■ PROBLEM DESCRIPTION ■
Repeat the entire listing exactly as written.

★ ★ ★

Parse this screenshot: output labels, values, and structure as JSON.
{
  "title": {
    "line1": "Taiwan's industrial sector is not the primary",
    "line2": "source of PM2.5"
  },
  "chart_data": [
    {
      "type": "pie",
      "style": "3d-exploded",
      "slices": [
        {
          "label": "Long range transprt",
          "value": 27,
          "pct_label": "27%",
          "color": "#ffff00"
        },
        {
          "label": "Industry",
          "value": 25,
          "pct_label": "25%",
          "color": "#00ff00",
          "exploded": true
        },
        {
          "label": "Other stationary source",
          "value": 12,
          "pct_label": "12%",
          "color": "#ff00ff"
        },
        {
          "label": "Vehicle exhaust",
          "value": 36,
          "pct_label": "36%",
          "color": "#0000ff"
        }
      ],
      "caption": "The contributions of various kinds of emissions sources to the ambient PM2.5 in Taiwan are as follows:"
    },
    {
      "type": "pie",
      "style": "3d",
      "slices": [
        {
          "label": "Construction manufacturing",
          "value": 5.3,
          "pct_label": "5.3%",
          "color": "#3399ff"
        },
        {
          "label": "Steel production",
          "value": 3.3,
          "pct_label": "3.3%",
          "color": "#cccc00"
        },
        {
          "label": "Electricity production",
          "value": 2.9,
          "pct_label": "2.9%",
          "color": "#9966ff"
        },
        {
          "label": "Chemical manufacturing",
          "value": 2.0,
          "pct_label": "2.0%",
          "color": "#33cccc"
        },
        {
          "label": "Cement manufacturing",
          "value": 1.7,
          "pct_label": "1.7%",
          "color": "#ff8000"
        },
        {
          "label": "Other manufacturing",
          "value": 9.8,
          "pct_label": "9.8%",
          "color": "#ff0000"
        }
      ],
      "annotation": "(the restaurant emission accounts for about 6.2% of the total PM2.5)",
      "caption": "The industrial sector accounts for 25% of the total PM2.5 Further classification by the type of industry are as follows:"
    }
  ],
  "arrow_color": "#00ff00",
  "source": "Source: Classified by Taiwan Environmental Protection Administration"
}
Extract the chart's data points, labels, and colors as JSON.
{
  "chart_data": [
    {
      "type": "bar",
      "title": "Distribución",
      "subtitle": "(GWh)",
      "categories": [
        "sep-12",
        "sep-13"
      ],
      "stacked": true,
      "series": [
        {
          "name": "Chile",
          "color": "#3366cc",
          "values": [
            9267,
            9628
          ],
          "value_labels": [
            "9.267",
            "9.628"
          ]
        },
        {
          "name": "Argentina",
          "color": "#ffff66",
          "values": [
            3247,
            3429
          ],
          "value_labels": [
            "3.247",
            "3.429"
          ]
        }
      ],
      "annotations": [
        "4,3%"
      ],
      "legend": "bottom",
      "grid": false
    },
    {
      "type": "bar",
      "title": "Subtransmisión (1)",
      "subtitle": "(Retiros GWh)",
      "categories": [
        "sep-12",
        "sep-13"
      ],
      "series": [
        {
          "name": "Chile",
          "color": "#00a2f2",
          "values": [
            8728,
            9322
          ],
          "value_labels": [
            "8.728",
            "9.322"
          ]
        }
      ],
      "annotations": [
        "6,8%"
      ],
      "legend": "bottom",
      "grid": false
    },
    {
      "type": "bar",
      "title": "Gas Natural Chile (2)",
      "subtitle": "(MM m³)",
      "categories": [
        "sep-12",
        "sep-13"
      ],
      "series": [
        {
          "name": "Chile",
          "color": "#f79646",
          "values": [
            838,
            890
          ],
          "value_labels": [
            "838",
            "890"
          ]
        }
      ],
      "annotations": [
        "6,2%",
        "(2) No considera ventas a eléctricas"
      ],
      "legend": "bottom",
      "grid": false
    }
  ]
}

★ ★ ★

■ SOLUTION TO THIS EXERCISE ■
Parse this screenshot: output labels, values, and structure as JSON.
{
  "title": {
    "line1": "Taiwan's industrial sector is not the primary",
    "line2": "source of PM2.5"
  },
  "chart_data": [
    {
      "type": "pie",
      "style": "3d-exploded",
      "slices": [
        {
          "label": "Long range transprt",
          "value": 27,
          "pct_label": "27%",
          "color": "#ffff00"
        },
        {
          "label": "Industry",
          "value": 25,
          "pct_label": "25%",
          "color": "#00ff00",
          "exploded": true
        },
        {
          "label": "Other stationary source",
          "value": 12,
          "pct_label": "12%",
          "color": "#ff00ff"
        },
        {
          "label": "Vehicle exhaust",
          "value": 36,
          "pct_label": "36%",
          "color": "#0000ff"
        }
      ],
      "caption": "The contributions of various kinds of emissions sources to the ambient PM2.5 in Taiwan are as follows:"
    },
    {
      "type": "pie",
      "style": "3d",
      "slices": [
        {
          "label": "Construction manufacturing",
          "value": 5.3,
          "pct_label": "5.3%",
          "color": "#3399ff"
        },
        {
          "label": "Steel production",
          "value": 3.3,
          "pct_label": "3.3%",
          "color": "#cccc00"
        },
        {
          "label": "Electricity production",
          "value": 2.9,
          "pct_label": "2.9%",
          "color": "#9966ff"
        },
        {
          "label": "Chemical manufacturing",
          "value": 2.0,
          "pct_label": "2.0%",
          "color": "#33cccc"
        },
        {
          "label": "Cement manufacturing",
          "value": 1.7,
          "pct_label": "1.7%",
          "color": "#ff8000"
        },
        {
          "label": "Other manufacturing",
          "value": 9.8,
          "pct_label": "9.8%",
          "color": "#ff0000"
        }
      ],
      "annotation": "(the restaurant emission accounts for about 6.2% of the total PM2.5)",
      "caption": "The industrial sector accounts for 25% of the total PM2.5 Further classification by the type of industry are as follows:"
    }
  ],
  "arrow_color": "#00ff00",
  "source": "Source: Classified by Taiwan Environmental Protection Administration"
}
Extract the chart's data points, labels, and colors as JSON.
{
  "chart_data": [
    {
      "type": "bar",
      "title": "Distribución",
      "subtitle": "(GWh)",
      "categories": [
        "sep-12",
        "sep-13"
      ],
      "stacked": true,
      "series": [
        {
          "name": "Chile",
          "color": "#3366cc",
          "values": [
            9267,
            9628
          ],
          "value_labels": [
            "9.267",
            "9.628"
          ]
        },
        {
          "name": "Argentina",
          "color": "#ffff66",
          "values": [
            3247,
            3429
          ],
          "value_labels": [
            "3.247",
            "3.429"
          ]
        }
      ],
      "annotations": [
        "4,3%"
      ],
      "legend": "bottom",
      "grid": false
    },
    {
      "type": "bar",
      "title": "Subtransmisión (1)",
      "subtitle": "(Retiros GWh)",
      "categories": [
        "sep-12",
        "sep-13"
      ],
      "series": [
        {
          "name": "Chile",
          "color": "#00a2f2",
          "values": [
            8728,
            9322
          ],
          "value_labels": [
            "8.728",
            "9.322"
          ]
        }
      ],
      "annotations": [
        "6,8%"
      ],
      "legend": "bottom",
      "grid": false
    },
    {
      "type": "bar",
      "title": "Gas Natural Chile (2)",
      "subtitle": "(MM m³)",
      "categories": [
        "sep-12",
        "sep-13"
      ],
      "series": [
        {
          "name": "Chile",
          "color": "#f79646",
          "values": [
            838,
            890
          ],
          "value_labels": [
            "838",
            "890"
          ]
        }
      ],
      "annotations": [
        "6,2%",
        "(2) No considera ventas a eléctricas"
      ],
      "legend": "bottom",
      "grid": false
    }
  ]
}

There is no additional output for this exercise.